■ Listed entries:
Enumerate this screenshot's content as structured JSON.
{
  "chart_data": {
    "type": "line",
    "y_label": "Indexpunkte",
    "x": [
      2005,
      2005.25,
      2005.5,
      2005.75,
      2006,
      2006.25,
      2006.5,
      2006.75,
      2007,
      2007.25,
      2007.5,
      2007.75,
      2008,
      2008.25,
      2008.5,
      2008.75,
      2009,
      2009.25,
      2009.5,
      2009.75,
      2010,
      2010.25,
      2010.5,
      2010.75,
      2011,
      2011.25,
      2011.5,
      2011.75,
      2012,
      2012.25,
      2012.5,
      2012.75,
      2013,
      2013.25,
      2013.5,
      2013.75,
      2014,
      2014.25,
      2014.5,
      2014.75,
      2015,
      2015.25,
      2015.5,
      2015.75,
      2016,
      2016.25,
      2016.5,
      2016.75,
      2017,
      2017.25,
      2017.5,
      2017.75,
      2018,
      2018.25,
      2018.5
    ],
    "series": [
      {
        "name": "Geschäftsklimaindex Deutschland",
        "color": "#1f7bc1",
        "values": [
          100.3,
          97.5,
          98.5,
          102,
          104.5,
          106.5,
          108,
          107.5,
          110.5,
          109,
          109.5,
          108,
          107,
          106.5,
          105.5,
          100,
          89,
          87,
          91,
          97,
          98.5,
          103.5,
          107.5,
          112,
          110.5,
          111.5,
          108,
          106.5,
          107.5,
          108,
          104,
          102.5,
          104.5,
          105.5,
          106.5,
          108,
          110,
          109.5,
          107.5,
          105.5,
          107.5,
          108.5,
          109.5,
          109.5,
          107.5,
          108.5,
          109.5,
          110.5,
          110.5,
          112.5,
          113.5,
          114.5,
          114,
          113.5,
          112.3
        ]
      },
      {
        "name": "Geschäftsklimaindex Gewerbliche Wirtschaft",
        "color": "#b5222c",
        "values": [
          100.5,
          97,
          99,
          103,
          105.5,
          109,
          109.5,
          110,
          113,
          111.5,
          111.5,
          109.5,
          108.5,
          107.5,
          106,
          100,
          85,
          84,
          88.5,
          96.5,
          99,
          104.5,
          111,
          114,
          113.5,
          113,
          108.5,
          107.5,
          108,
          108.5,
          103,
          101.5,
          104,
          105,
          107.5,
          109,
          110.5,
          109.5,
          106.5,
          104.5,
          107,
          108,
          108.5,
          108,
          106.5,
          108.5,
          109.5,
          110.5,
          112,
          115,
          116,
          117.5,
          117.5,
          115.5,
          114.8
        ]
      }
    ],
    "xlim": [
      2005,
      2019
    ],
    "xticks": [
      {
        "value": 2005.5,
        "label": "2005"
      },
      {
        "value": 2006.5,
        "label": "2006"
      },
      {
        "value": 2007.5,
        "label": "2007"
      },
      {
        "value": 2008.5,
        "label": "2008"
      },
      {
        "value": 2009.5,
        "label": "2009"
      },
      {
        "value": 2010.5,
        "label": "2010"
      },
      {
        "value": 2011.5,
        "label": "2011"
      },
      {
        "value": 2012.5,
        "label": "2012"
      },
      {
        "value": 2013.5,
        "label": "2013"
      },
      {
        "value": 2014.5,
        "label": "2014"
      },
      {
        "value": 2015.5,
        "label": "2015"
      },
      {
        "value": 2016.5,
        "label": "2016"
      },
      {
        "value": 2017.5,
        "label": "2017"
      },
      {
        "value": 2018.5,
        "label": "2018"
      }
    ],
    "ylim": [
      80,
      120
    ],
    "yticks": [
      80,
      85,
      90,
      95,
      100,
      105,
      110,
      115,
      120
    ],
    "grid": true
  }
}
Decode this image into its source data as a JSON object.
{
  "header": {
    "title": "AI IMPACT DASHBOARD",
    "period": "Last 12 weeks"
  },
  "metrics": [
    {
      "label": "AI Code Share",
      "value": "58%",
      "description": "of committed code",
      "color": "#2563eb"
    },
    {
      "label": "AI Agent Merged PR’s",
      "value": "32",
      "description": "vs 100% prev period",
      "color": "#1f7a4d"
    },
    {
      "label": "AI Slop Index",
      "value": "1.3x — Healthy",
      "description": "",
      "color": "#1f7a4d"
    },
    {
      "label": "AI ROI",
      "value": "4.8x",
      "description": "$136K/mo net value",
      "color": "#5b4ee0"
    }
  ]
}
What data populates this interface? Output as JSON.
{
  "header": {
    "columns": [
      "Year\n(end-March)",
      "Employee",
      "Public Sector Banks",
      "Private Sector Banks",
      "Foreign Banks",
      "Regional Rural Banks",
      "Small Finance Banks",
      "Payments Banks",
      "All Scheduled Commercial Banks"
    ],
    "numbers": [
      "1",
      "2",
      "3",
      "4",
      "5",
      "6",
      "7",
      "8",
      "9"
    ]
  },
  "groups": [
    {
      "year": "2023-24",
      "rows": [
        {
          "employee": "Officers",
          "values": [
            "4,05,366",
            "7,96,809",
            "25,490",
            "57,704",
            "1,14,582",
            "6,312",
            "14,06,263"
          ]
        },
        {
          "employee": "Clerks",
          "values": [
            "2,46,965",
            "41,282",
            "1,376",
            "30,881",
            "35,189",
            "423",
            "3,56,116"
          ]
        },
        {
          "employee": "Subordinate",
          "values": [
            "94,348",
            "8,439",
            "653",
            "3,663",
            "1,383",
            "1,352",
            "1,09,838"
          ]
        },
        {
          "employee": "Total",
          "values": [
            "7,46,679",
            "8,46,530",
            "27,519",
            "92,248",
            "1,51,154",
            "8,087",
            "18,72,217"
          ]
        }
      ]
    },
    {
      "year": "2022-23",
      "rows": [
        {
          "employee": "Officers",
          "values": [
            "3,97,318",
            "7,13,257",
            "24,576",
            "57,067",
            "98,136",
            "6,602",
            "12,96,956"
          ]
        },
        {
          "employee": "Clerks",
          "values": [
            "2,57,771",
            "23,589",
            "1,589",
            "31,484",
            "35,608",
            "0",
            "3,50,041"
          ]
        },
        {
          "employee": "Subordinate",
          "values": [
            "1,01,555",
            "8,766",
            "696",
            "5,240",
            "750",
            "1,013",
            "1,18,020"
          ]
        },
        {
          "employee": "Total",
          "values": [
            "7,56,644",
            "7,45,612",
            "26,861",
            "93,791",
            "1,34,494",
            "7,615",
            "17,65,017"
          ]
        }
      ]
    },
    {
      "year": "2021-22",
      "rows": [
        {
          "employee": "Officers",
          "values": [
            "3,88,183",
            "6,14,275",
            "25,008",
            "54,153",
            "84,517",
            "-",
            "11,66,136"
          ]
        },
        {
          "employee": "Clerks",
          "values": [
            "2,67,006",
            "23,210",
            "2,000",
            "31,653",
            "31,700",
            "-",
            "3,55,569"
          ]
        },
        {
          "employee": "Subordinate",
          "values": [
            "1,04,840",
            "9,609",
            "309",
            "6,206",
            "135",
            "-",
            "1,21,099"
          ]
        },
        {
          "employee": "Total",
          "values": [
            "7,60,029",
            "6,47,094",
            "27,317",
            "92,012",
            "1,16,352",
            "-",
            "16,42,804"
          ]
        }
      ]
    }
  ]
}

■ Written request: Extract, from the material above, each line holding the word "description".

■ Result for this task:
      "description": "of committed code",
      "description": "vs 100% prev period",
      "description": "",
      "description": "$136K/mo net value",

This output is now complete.